* EXERCISE DIRECTIONS: Lines containing the word "JSON" are the ones to copy from the records below.
-- start of SUPPLIED INFORMATION --
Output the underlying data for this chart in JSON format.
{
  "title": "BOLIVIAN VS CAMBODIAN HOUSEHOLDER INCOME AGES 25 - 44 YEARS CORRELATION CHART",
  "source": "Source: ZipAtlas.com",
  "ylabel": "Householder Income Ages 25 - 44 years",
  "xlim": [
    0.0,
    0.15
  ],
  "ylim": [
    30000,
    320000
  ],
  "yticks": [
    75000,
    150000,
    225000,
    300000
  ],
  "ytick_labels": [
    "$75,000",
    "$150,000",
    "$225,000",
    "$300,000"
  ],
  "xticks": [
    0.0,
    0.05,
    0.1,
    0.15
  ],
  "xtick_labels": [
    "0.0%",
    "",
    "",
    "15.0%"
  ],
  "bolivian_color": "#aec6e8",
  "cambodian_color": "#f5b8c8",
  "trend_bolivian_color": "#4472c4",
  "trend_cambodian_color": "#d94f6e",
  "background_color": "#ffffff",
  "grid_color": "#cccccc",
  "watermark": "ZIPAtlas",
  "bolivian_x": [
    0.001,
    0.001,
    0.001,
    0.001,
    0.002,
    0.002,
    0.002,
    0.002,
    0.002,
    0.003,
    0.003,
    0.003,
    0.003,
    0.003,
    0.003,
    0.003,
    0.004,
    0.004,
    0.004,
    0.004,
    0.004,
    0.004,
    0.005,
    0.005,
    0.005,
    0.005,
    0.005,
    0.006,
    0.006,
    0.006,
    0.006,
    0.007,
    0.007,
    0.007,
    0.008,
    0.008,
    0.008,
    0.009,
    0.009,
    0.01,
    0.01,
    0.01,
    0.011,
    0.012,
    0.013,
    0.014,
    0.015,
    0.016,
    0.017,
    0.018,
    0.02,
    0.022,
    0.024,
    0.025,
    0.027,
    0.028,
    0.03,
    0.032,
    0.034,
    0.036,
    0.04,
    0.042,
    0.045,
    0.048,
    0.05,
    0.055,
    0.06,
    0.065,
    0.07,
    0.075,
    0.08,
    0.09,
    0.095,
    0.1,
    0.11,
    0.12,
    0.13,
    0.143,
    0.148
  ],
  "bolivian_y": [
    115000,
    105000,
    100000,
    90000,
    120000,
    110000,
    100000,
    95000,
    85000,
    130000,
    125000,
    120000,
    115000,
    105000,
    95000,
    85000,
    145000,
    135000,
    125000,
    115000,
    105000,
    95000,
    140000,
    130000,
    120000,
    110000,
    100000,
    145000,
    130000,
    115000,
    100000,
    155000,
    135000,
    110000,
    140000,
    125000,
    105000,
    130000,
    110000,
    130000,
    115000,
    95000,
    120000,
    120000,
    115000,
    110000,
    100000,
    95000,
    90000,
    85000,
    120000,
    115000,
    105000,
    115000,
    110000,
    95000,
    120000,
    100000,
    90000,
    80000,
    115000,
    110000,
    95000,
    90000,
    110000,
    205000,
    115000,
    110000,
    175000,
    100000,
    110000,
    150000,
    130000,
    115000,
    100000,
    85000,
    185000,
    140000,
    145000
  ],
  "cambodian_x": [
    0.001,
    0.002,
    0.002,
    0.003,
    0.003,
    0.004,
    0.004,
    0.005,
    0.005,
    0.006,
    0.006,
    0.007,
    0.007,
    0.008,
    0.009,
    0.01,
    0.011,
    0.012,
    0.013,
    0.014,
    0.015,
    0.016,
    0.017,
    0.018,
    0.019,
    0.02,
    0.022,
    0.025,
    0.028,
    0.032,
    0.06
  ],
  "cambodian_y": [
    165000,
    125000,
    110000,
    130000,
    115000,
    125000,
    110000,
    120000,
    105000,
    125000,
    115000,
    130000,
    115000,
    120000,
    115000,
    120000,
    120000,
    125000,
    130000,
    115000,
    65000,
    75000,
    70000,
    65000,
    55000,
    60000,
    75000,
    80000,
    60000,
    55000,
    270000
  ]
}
-- end of SUPPLIED INFORMATION --
-- start of SUPPLIED INFORMATION --
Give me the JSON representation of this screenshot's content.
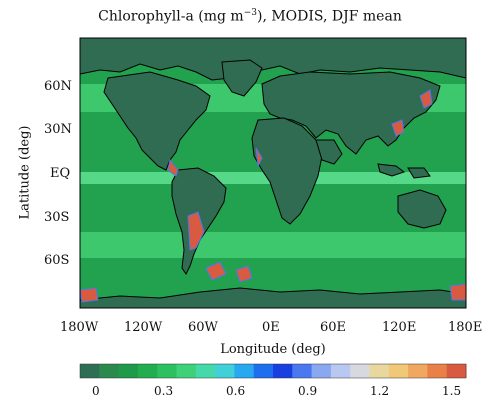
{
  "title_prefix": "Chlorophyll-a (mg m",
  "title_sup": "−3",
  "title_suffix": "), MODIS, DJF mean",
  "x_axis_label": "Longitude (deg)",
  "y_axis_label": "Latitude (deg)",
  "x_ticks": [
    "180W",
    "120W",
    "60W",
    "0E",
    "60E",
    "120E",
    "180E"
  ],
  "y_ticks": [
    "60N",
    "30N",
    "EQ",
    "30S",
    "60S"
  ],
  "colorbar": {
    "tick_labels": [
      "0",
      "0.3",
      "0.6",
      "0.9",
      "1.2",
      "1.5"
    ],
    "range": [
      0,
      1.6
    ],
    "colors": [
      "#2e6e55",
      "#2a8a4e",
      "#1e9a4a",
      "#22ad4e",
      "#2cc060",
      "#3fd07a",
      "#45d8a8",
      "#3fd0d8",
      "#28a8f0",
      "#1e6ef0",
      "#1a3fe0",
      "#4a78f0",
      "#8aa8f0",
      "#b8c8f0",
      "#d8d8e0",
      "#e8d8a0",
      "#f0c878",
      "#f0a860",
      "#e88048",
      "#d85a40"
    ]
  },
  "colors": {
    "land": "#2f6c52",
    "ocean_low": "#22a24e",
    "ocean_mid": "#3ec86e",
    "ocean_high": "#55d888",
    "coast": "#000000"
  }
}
-- end of SUPPLIED INFORMATION --
* WORKED ANSWER:
Output the underlying data for this chart in JSON format.
Give me the JSON representation of this screenshot's content.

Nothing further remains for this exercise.